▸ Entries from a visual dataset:

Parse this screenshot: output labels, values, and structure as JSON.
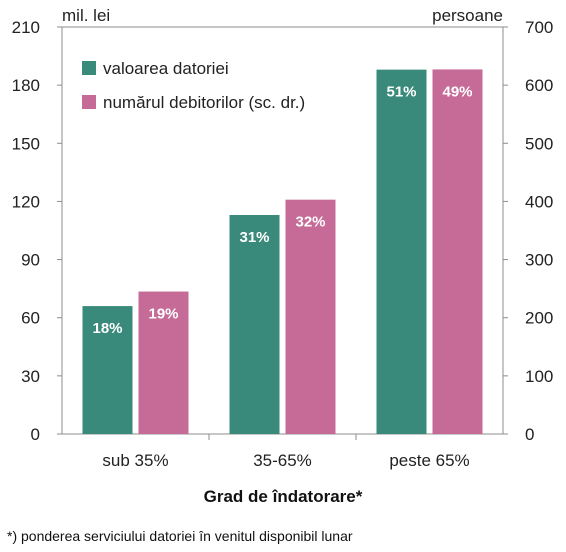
{
  "chart_data": {
    "type": "bar",
    "categories": [
      "sub 35%",
      "35-65%",
      "peste 65%"
    ],
    "series": [
      {
        "name": "valoarea datoriei",
        "axis": "left",
        "color": "#3a8a7c",
        "values": [
          66,
          113,
          188
        ],
        "labels": [
          "18%",
          "31%",
          "51%"
        ]
      },
      {
        "name": "numărul debitorilor (sc. dr.)",
        "axis": "right",
        "color": "#c66b97",
        "values": [
          245,
          403,
          627
        ],
        "labels": [
          "19%",
          "32%",
          "49%"
        ]
      }
    ],
    "ylabel": "mil. lei",
    "ylabel_right": "persoane",
    "ylim": [
      0,
      210
    ],
    "ylim_right": [
      0,
      700
    ],
    "yticks": [
      "0",
      "30",
      "60",
      "90",
      "120",
      "150",
      "180",
      "210"
    ],
    "yticks_right": [
      "0",
      "100",
      "200",
      "300",
      "400",
      "500",
      "600",
      "700"
    ],
    "xlabel": "Grad de îndatorare*",
    "legend_position": "top-left",
    "grid": false
  },
  "footnote": "*) ponderea serviciului datoriei în venitul disponibil lunar"
}
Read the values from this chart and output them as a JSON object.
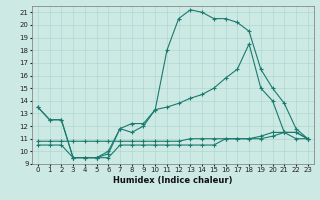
{
  "xlabel": "Humidex (Indice chaleur)",
  "bg_color": "#cce9e4",
  "grid_color": "#b0d8d0",
  "line_color": "#1a7a6e",
  "xlim": [
    -0.5,
    23.5
  ],
  "ylim": [
    9,
    21.5
  ],
  "yticks": [
    9,
    10,
    11,
    12,
    13,
    14,
    15,
    16,
    17,
    18,
    19,
    20,
    21
  ],
  "xticks": [
    0,
    1,
    2,
    3,
    4,
    5,
    6,
    7,
    8,
    9,
    10,
    11,
    12,
    13,
    14,
    15,
    16,
    17,
    18,
    19,
    20,
    21,
    22,
    23
  ],
  "series": [
    {
      "x": [
        0,
        1,
        2,
        3,
        4,
        5,
        6,
        7,
        8,
        9,
        10,
        11,
        12,
        13,
        14,
        15,
        16,
        17,
        18,
        19,
        20,
        21,
        22,
        23
      ],
      "y": [
        13.5,
        12.5,
        12.5,
        9.5,
        9.5,
        9.5,
        10.0,
        11.8,
        11.5,
        12.0,
        13.3,
        18.0,
        20.5,
        21.2,
        21.0,
        20.5,
        20.5,
        20.2,
        19.5,
        16.5,
        15.0,
        13.8,
        11.8,
        11.0
      ]
    },
    {
      "x": [
        0,
        1,
        2,
        3,
        4,
        5,
        6,
        7,
        8,
        9,
        10,
        11,
        12,
        13,
        14,
        15,
        16,
        17,
        18,
        19,
        20,
        21,
        22,
        23
      ],
      "y": [
        13.5,
        12.5,
        12.5,
        9.5,
        9.5,
        9.5,
        9.8,
        11.8,
        12.2,
        12.2,
        13.3,
        13.5,
        13.8,
        14.2,
        14.5,
        15.0,
        15.8,
        16.5,
        18.5,
        15.0,
        14.0,
        11.5,
        11.0,
        11.0
      ]
    },
    {
      "x": [
        0,
        1,
        2,
        3,
        4,
        5,
        6,
        7,
        8,
        9,
        10,
        11,
        12,
        13,
        14,
        15,
        16,
        17,
        18,
        19,
        20,
        21,
        22,
        23
      ],
      "y": [
        10.8,
        10.8,
        10.8,
        10.8,
        10.8,
        10.8,
        10.8,
        10.8,
        10.8,
        10.8,
        10.8,
        10.8,
        10.8,
        11.0,
        11.0,
        11.0,
        11.0,
        11.0,
        11.0,
        11.2,
        11.5,
        11.5,
        11.5,
        11.0
      ]
    },
    {
      "x": [
        0,
        1,
        2,
        3,
        4,
        5,
        6,
        7,
        8,
        9,
        10,
        11,
        12,
        13,
        14,
        15,
        16,
        17,
        18,
        19,
        20,
        21,
        22,
        23
      ],
      "y": [
        10.5,
        10.5,
        10.5,
        9.5,
        9.5,
        9.5,
        9.5,
        10.5,
        10.5,
        10.5,
        10.5,
        10.5,
        10.5,
        10.5,
        10.5,
        10.5,
        11.0,
        11.0,
        11.0,
        11.0,
        11.2,
        11.5,
        11.5,
        11.0
      ]
    }
  ]
}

▸ Short task:
Looking at the records above, work out how many lines include the string "output". Give the number and nothing else.

▸ Completed exercise:
2